(Region boundary data)
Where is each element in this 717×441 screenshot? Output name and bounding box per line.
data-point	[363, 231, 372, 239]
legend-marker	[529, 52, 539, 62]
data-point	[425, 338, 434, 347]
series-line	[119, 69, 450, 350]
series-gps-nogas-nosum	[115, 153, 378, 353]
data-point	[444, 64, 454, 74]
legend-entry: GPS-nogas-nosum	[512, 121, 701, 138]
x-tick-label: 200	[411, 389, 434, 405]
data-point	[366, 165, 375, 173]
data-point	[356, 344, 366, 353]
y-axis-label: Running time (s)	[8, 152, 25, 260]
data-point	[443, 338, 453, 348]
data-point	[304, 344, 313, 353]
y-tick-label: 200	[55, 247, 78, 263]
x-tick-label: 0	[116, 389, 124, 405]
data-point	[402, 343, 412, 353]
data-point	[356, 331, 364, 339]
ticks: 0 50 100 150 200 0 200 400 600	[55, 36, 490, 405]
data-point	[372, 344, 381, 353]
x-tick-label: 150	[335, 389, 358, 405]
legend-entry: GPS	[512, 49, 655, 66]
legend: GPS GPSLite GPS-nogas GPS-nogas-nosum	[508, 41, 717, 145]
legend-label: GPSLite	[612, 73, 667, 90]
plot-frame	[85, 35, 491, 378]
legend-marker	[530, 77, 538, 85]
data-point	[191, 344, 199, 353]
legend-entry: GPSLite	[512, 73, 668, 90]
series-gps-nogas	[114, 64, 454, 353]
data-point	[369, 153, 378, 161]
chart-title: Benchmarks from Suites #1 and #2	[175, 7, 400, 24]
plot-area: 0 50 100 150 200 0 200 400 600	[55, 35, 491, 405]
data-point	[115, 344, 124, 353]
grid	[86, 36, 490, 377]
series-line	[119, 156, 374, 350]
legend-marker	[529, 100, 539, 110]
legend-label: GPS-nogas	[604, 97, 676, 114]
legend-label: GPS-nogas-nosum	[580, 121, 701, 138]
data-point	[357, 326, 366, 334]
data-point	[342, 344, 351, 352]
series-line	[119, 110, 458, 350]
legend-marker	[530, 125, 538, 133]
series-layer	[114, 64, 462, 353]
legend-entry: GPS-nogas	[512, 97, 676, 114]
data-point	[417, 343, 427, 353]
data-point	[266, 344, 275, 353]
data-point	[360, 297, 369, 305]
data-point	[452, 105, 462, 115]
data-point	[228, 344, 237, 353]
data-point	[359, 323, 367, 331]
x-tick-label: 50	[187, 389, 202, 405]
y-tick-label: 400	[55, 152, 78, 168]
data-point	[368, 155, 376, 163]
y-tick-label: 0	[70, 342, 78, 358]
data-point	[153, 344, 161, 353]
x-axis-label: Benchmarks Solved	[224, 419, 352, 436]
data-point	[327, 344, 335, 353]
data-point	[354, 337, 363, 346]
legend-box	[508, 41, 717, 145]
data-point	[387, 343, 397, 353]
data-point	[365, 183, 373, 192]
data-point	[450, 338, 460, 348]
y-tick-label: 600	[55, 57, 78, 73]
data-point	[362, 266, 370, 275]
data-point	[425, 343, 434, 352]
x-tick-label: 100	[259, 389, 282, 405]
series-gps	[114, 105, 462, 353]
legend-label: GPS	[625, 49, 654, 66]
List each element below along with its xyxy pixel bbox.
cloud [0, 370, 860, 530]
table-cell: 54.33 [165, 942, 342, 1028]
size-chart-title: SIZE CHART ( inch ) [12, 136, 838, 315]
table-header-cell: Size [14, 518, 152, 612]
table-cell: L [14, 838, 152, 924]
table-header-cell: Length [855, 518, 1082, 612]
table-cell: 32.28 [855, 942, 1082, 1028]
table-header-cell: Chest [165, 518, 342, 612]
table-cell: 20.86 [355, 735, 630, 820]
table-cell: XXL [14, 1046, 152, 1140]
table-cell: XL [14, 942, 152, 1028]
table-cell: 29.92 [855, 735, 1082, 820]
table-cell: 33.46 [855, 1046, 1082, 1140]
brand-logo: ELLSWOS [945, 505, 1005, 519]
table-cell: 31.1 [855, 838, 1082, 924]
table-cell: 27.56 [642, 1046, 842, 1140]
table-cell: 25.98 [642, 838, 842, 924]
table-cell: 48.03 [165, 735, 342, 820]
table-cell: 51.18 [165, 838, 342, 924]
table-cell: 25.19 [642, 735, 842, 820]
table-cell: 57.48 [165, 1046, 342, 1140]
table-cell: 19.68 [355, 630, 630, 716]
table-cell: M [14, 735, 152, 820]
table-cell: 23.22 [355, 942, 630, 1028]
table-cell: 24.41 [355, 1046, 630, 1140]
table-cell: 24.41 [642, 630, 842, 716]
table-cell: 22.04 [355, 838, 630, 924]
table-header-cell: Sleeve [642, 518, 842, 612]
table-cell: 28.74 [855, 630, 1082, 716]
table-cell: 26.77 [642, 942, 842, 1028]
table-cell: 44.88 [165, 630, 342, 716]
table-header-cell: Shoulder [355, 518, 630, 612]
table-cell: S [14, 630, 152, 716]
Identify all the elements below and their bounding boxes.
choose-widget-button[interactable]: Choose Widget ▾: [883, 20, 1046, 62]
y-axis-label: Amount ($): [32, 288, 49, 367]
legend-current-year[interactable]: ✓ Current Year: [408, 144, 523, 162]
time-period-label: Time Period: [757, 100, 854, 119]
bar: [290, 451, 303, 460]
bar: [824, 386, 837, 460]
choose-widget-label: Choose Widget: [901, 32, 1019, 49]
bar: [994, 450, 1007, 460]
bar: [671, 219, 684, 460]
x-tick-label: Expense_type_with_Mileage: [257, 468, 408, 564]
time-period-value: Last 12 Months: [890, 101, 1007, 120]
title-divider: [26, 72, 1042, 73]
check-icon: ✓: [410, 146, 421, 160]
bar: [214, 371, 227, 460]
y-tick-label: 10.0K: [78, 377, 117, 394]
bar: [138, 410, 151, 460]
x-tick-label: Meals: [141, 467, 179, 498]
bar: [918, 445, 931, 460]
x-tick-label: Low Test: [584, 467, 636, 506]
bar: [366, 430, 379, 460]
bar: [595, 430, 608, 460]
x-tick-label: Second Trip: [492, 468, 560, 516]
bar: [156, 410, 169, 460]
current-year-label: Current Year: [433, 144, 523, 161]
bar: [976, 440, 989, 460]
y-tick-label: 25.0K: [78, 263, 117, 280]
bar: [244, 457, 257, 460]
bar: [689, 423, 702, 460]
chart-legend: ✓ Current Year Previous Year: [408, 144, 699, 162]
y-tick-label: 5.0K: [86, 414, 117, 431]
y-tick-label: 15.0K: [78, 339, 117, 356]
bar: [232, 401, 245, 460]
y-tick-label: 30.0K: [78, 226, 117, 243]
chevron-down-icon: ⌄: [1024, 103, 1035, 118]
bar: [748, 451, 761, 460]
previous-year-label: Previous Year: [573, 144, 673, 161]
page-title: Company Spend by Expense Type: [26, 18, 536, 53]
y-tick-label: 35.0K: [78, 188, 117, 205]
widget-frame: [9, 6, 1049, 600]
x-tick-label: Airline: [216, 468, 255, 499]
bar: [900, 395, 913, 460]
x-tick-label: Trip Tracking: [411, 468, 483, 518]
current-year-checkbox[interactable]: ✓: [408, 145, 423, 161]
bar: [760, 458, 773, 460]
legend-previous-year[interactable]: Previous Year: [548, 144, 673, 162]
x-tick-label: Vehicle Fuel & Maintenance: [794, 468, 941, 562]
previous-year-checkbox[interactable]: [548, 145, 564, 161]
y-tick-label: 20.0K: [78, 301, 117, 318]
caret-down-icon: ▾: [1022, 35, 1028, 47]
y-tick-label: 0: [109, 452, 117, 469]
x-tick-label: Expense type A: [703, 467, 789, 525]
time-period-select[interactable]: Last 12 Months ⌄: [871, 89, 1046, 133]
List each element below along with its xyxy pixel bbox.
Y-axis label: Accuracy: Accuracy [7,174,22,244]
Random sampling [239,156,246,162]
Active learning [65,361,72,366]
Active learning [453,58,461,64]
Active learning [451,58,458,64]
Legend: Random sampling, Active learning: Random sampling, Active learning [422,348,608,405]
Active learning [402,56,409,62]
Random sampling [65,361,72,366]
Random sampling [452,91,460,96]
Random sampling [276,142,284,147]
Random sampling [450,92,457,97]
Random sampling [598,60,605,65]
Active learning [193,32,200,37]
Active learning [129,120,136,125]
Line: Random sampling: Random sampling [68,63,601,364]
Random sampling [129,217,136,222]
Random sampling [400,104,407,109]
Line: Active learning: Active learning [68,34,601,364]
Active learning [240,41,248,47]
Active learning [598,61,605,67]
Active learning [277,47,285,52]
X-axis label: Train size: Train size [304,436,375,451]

Exercise brief:
Rewrite everything from the first line of the records down to the line containing "152, 78, 168]", inclusive, as a JSON list of strings with one string per line. Omit blank lines.

Complete response:
[
  "Where is each element in this 717×441 screenshot? Output name and bounding box per line.",
  "data-point\t[363, 231, 372, 239]",
  "legend-marker\t[529, 52, 539, 62]",
  "data-point\t[425, 338, 434, 347]",
  "series-line\t[119, 69, 450, 350]",
  "series-gps-nogas-nosum\t[115, 153, 378, 353]",
  "data-point\t[444, 64, 454, 74]",
  "legend-entry: GPS-nogas-nosum\t[512, 121, 701, 138]",
  "x-tick-label: 200\t[411, 389, 434, 405]",
  "data-point\t[366, 165, 375, 173]",
  "data-point\t[356, 344, 366, 353]",
  "y-axis-label: Running time (s)\t[8, 152, 25, 260]",
  "data-point\t[443, 338, 453, 348]",
  "data-point\t[304, 344, 313, 353]",
  "y-tick-label: 200\t[55, 247, 78, 263]",
  "x-tick-label: 0\t[116, 389, 124, 405]",
  "data-point\t[402, 343, 412, 353]",
  "data-point\t[356, 331, 364, 339]",
  "ticks: 0 50 100 150 200 0 200 400 600\t[55, 36, 490, 405]",
  "data-point\t[372, 344, 381, 353]",
  "x-tick-label: 150\t[335, 389, 358, 405]",
  "legend-entry: GPS\t[512, 49, 655, 66]",
  "legend: GPS GPSLite GPS-nogas GPS-nogas-nosum\t[508, 41, 717, 145]",
  "legend-label: GPSLite\t[612, 73, 667, 90]",
  "plot-frame\t[85, 35, 491, 378]",
  "legend-marker\t[530, 77, 538, 85]",
  "data-point\t[191, 344, 199, 353]",
  "legend-entry: GPSLite\t[512, 73, 668, 90]",
  "series-gps-nogas\t[114, 64, 454, 353]",
  "data-point\t[369, 153, 378, 161]",
  "chart-title: Benchmarks from Suites #1 and #2\t[175, 7, 400, 24]",
  "plot-area: 0 50 100 150 200 0 200 400 600\t[55, 35, 491, 405]",
  "data-point\t[115, 344, 124, 353]",
  "grid\t[86, 36, 490, 377]",
  "series-line\t[119, 156, 374, 350]",
  "legend-marker\t[529, 100, 539, 110]",
  "legend-label: GPS-nogas\t[604, 97, 676, 114]",
  "legend-label: GPS-nogas-nosum\t[580, 121, 701, 138]",
  "data-point\t[357, 326, 366, 334]",
  "data-point\t[342, 344, 351, 352]",
  "series-line\t[119, 110, 458, 350]",
  "legend-marker\t[530, 125, 538, 133]",
  "series-layer\t[114, 64, 462, 353]",
  "legend-entry: GPS-nogas\t[512, 97, 676, 114]",
  "data-point\t[417, 343, 427, 353]",
  "data-point\t[266, 344, 275, 353]",
  "data-point\t[360, 297, 369, 305]",
  "data-point\t[452, 105, 462, 115]",
  "data-point\t[228, 344, 237, 353]",
  "data-point\t[359, 323, 367, 331]",
  "x-tick-label: 50\t[187, 389, 202, 405]",
  "y-tick-label: 400\t[55, 152, 78, 168]"
]